§ TASK DIRECTIONS
Transcribe the entries below exactly; leave every image out.

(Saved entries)
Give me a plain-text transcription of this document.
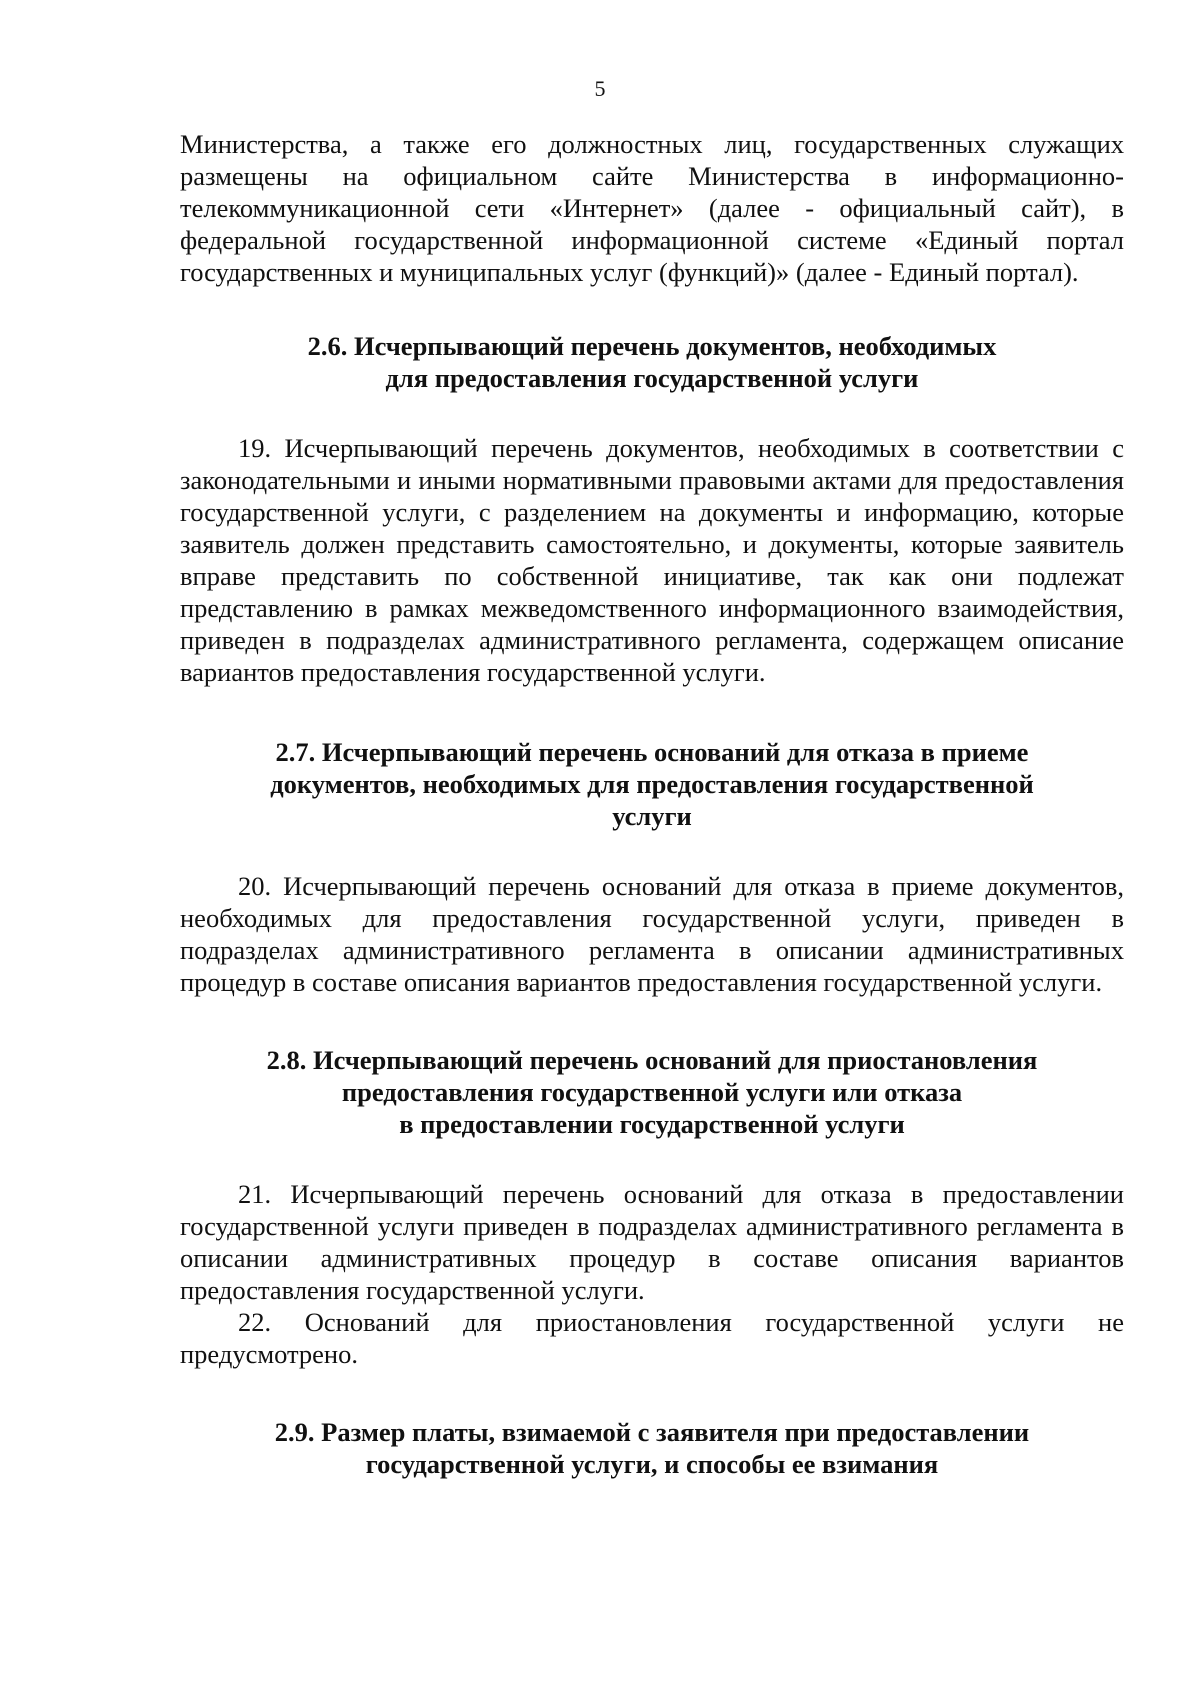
5

Министерства, а также его должностных лиц, государственных служащих размещены на официальном сайте Министерства в информационно-телекоммуникационной сети «Интернет» (далее - официальный сайт), в федеральной государственной информационной системе «Единый портал государственных и муниципальных услуг (функций)» (далее - Единый портал).

2.6. Исчерпывающий перечень документов, необходимых
для предоставления государственной услуги

19. Исчерпывающий перечень документов, необходимых в соответствии с законодательными и иными нормативными правовыми актами для предоставления государственной услуги, с разделением на документы и информацию, которые заявитель должен представить самостоятельно, и документы, которые заявитель вправе представить по собственной инициативе, так как они подлежат представлению в рамках межведомственного информационного взаимодействия, приведен в подразделах административного регламента, содержащем описание вариантов предоставления государственной услуги.

2.7. Исчерпывающий перечень оснований для отказа в приеме
документов, необходимых для предоставления государственной
услуги

20. Исчерпывающий перечень оснований для отказа в приеме документов, необходимых для предоставления государственной услуги, приведен в подразделах административного регламента в описании административных процедур в составе описания вариантов предоставления государственной услуги.

2.8. Исчерпывающий перечень оснований для приостановления
предоставления государственной услуги или отказа
в предоставлении государственной услуги

21. Исчерпывающий перечень оснований для отказа в предоставлении государственной услуги приведен в подразделах административного регламента в описании административных процедур в составе описания вариантов предоставления государственной услуги.

22. Оснований для приостановления государственной услуги не предусмотрено.

2.9. Размер платы, взимаемой с заявителя при предоставлении
государственной услуги, и способы ее взимания
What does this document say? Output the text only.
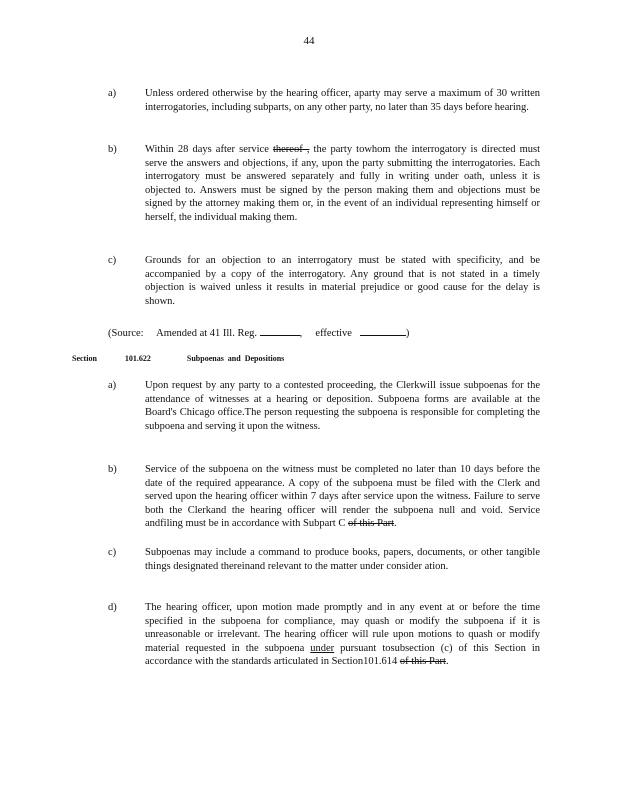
44
a)	Unless ordered otherwise by the hearing officer, aparty may serve a maximum of 30 written interrogatories, including subparts, on any other party, no later than 35 days before hearing.
b)	Within 28 days after service thereof , the party towhom the interrogatory is directed must serve the answers and objections, if any, upon the party submitting the interrogatories. Each interrogatory must be answered separately and fully in writing under oath, unless it is objected to. Answers must be signed by the person making them and objections must be signed by the attorney making them or, in the event of an individual representing himself or herself, the individual making them.
c)	Grounds for an objection to an interrogatory must be stated with specificity, and be accompanied by a copy of the interrogatory. Any ground that is not stated in a timely objection is waived unless it results in material prejudice or good cause for the delay is shown.
(Source: Amended at 41 Ill. Reg.	, effective	)
Section	101.622	Subpoenas and Depositions
a)	Upon request by any party to a contested proceeding, the Clerkwill issue subpoenas for the attendance of witnesses at a hearing or deposition. Subpoena forms are available at the Board's Chicago office.The person requesting the subpoena is responsible for completing the subpoena and serving it upon the witness.
b)	Service of the subpoena on the witness must be completed no later than 10 days before the date of the required appearance. A copy of the subpoena must be filed with the Clerk and served upon the hearing officer within 7 days after service upon the witness. Failure to serve both the Clerkand the hearing officer will render the subpoena null and void. Service andfiling must be in accordance with Subpart C of this Part.
c)	Subpoenas may include a command to produce books, papers, documents, or other tangible things designated thereinand relevant to the matter under consider ation.
d)	The hearing officer, upon motion made promptly and in any event at or before the time specified in the subpoena for compliance, may quash or modify the subpoena if it is unreasonable or irrelevant. The hearing officer will rule upon motions to quash or modify material requested in the subpoena under pursuant tosubsection (c) of this Section in accordance with the standards articulated in Section101.614 of this Part.
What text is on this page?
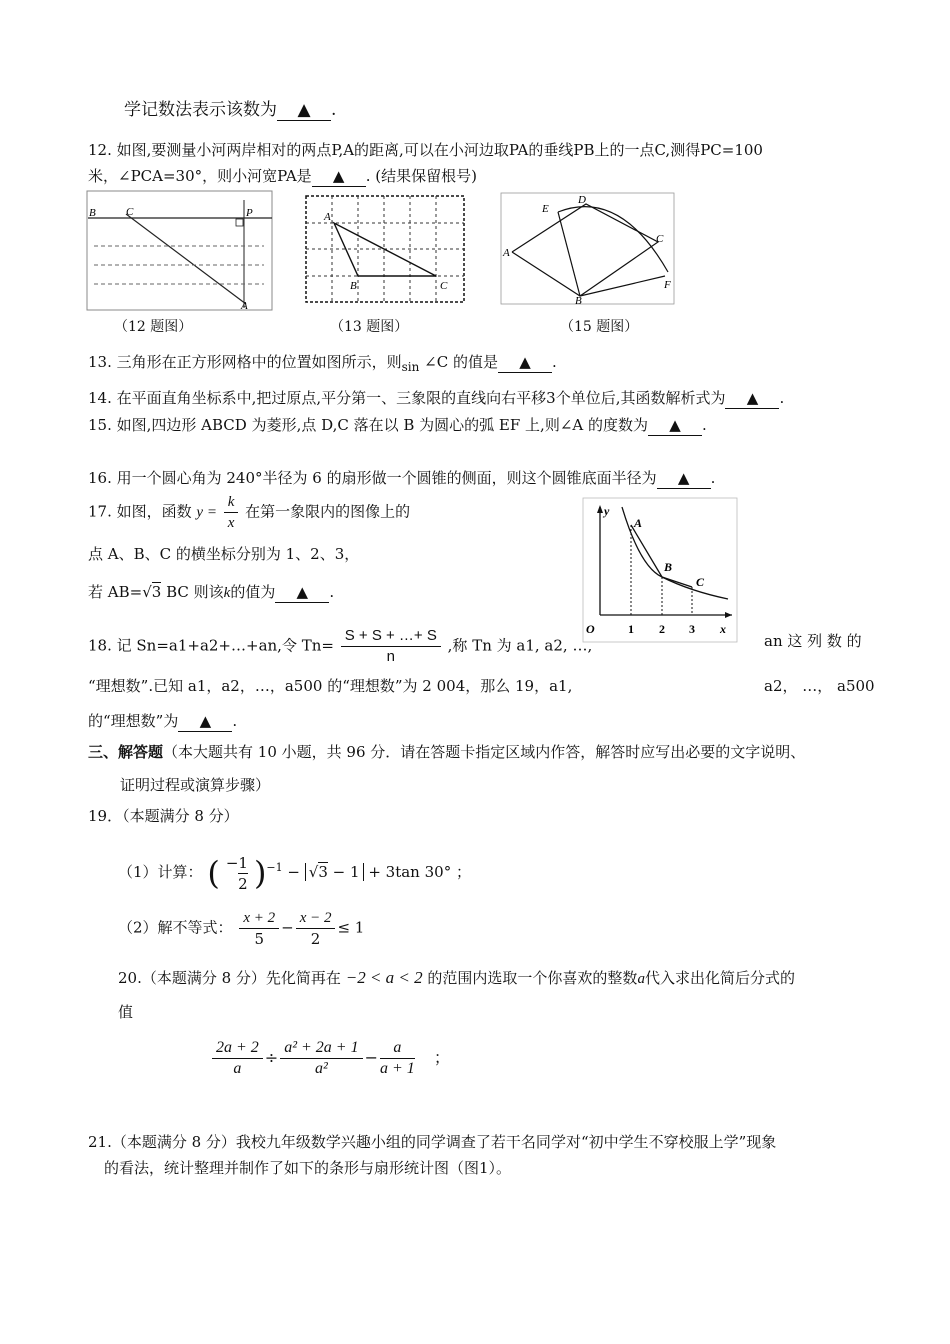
学记数法表示该数为 ▲ .
12. 如图,要测量小河两岸相对的两点P,A的距离,可以在小河边取PA的垂线PB上的一点C,测得PC=100
米，∠PCA=30°，则小河宽PA是 ▲ . (结果保留根号)
B	C	P
A
（12 题图）
A
B	C
（13 题图）
E
D
A
C
B
F
（15 题图）
13. 三角形在正方形网格中的位置如图所示，则$_{sin}$ ∠C 的值是 ▲ .
14. 在平面直角坐标系中,把过原点,平分第一、三象限的直线向右平移3个单位后,其函数解析式为 ▲ .
15. 如图,四边形 ABCD 为菱形,点 D,C 落在以 B 为圆心的弧 EF 上,则∠A 的度数为 ▲ .
16. 用一个圆心角为 240°半径为 6 的扇形做一个圆锥的侧面，则这个圆锥底面半径为 ▲ .
17. 如图，函数 $y = \frac{k}{x}$ 在第一象限内的图像上的
点 A、B、C 的横坐标分别为 1、2、3，
若 AB=√3 BC 则该k的值为 ▲ .
y
A
B
C
O	1 2 3 x
18. 记 Sn=a1+a2+…+an,令 $Tn= \frac{S + S + \dots+ S}{n}$ ,称 Tn 为 a1, a2, …,	an 这 列 数 的
“理想数”.已知 a1，a2，…，a500 的“理想数”为 2 004，那么 19，a1,	a2， …， a500
的“理想数”为 ▲ .
三、解答题（本大题共有 10 小题，共 96 分．请在答题卡指定区域内作答，解答时应写出必要的文字说明、
证明过程或演算步骤）
19．（本题满分 8 分）
（1）计算： ( −1
2 )$^{-1}$ − √3 − 1 + 3tan 30° ；
（2）解不等式： $\frac{x + 2}{5} - \frac{x - 2}{2} \le 1$
20.（本题满分 8 分）先化简再在 −2 < a < 2 的范围内选取一个你喜欢的整数a代入求出化简后分式的
值
$\frac{2a + 2}{a} \div \frac{\text{a² + 2a + 1}}{\text{a²}} - \frac{a}{a + 1}$ ；
21.（本题满分 8 分）我校九年级数学兴趣小组的同学调查了若干名同学对“初中学生不穿校服上学”现象
的看法，统计整理并制作了如下的条形与扇形统计图（图1）。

§ TASK SOLUTION
Give me a plain-text transcription of this document.
5

Министерства, а также его должностных лиц, государственных служащих размещены на официальном сайте Министерства в информационно-телекоммуникационной сети «Интернет» (далее - официальный сайт), в федеральной государственной информационной системе «Единый портал государственных и муниципальных услуг (функций)» (далее - Единый портал).

2.6. Исчерпывающий перечень документов, необходимых
для предоставления государственной услуги

19. Исчерпывающий перечень документов, необходимых в соответствии с законодательными и иными нормативными правовыми актами для предоставления государственной услуги, с разделением на документы и информацию, которые заявитель должен представить самостоятельно, и документы, которые заявитель вправе представить по собственной инициативе, так как они подлежат представлению в рамках межведомственного информационного взаимодействия, приведен в подразделах административного регламента, содержащем описание вариантов предоставления государственной услуги.

2.7. Исчерпывающий перечень оснований для отказа в приеме
документов, необходимых для предоставления государственной
услуги

20. Исчерпывающий перечень оснований для отказа в приеме документов, необходимых для предоставления государственной услуги, приведен в подразделах административного регламента в описании административных процедур в составе описания вариантов предоставления государственной услуги.

2.8. Исчерпывающий перечень оснований для приостановления
предоставления государственной услуги или отказа
в предоставлении государственной услуги

21. Исчерпывающий перечень оснований для отказа в предоставлении государственной услуги приведен в подразделах административного регламента в описании административных процедур в составе описания вариантов предоставления государственной услуги.

22. Оснований для приостановления государственной услуги не предусмотрено.

2.9. Размер платы, взимаемой с заявителя при предоставлении
государственной услуги, и способы ее взимания
What does this document say? Output the text only.
44
a)	Unless ordered otherwise by the hearing officer, aparty may serve a maximum of 30 written interrogatories, including subparts, on any other party, no later than 35 days before hearing.
b)	Within 28 days after service thereof , the party towhom the interrogatory is directed must serve the answers and objections, if any, upon the party submitting the interrogatories. Each interrogatory must be answered separately and fully in writing under oath, unless it is objected to. Answers must be signed by the person making them and objections must be signed by the attorney making them or, in the event of an individual representing himself or herself, the individual making them.
c)	Grounds for an objection to an interrogatory must be stated with specificity, and be accompanied by a copy of the interrogatory. Any ground that is not stated in a timely objection is waived unless it results in material prejudice or good cause for the delay is shown.
(Source: Amended at 41 Ill. Reg.	, effective	)
Section	101.622	Subpoenas and Depositions
a)	Upon request by any party to a contested proceeding, the Clerkwill issue subpoenas for the attendance of witnesses at a hearing or deposition. Subpoena forms are available at the Board's Chicago office.The person requesting the subpoena is responsible for completing the subpoena and serving it upon the witness.
b)	Service of the subpoena on the witness must be completed no later than 10 days before the date of the required appearance. A copy of the subpoena must be filed with the Clerk and served upon the hearing officer within 7 days after service upon the witness. Failure to serve both the Clerkand the hearing officer will render the subpoena null and void. Service andfiling must be in accordance with Subpart C of this Part.
c)	Subpoenas may include a command to produce books, papers, documents, or other tangible things designated thereinand relevant to the matter under consider ation.
d)	The hearing officer, upon motion made promptly and in any event at or before the time specified in the subpoena for compliance, may quash or modify the subpoena if it is unreasonable or irrelevant. The hearing officer will rule upon motions to quash or modify material requested in the subpoena under pursuant tosubsection (c) of this Section in accordance with the standards articulated in Section101.614 of this Part.
What text is on this page?
学记数法表示该数为 ▲ .
12. 如图,要测量小河两岸相对的两点P,A的距离,可以在小河边取PA的垂线PB上的一点C,测得PC=100
米，∠PCA=30°，则小河宽PA是 ▲ . (结果保留根号)
B	C	P
A
（12 题图）
A
B	C
（13 题图）
E
D
A
C
B
F
（15 题图）
13. 三角形在正方形网格中的位置如图所示，则$_{sin}$ ∠C 的值是 ▲ .
14. 在平面直角坐标系中,把过原点,平分第一、三象限的直线向右平移3个单位后,其函数解析式为 ▲ .
15. 如图,四边形 ABCD 为菱形,点 D,C 落在以 B 为圆心的弧 EF 上,则∠A 的度数为 ▲ .
16. 用一个圆心角为 240°半径为 6 的扇形做一个圆锥的侧面，则这个圆锥底面半径为 ▲ .
17. 如图，函数 $y = \frac{k}{x}$ 在第一象限内的图像上的
点 A、B、C 的横坐标分别为 1、2、3，
若 AB=√3 BC 则该k的值为 ▲ .
y
A
B
C
O	1 2 3 x
18. 记 Sn=a1+a2+…+an,令 $Tn= \frac{S + S + \dots+ S}{n}$ ,称 Tn 为 a1, a2, …,	an 这 列 数 的
“理想数”.已知 a1，a2，…，a500 的“理想数”为 2 004，那么 19，a1,	a2， …， a500
的“理想数”为 ▲ .
三、解答题（本大题共有 10 小题，共 96 分．请在答题卡指定区域内作答，解答时应写出必要的文字说明、
证明过程或演算步骤）
19．（本题满分 8 分）
（1）计算： ( −1
2 )$^{-1}$ − √3 − 1 + 3tan 30° ；
（2）解不等式： $\frac{x + 2}{5} - \frac{x - 2}{2} \le 1$
20.（本题满分 8 分）先化简再在 −2 < a < 2 的范围内选取一个你喜欢的整数a代入求出化简后分式的
值
$\frac{2a + 2}{a} \div \frac{\text{a² + 2a + 1}}{\text{a²}} - \frac{a}{a + 1}$ ；
21.（本题满分 8 分）我校九年级数学兴趣小组的同学调查了若干名同学对“初中学生不穿校服上学”现象
的看法，统计整理并制作了如下的条形与扇形统计图（图1）。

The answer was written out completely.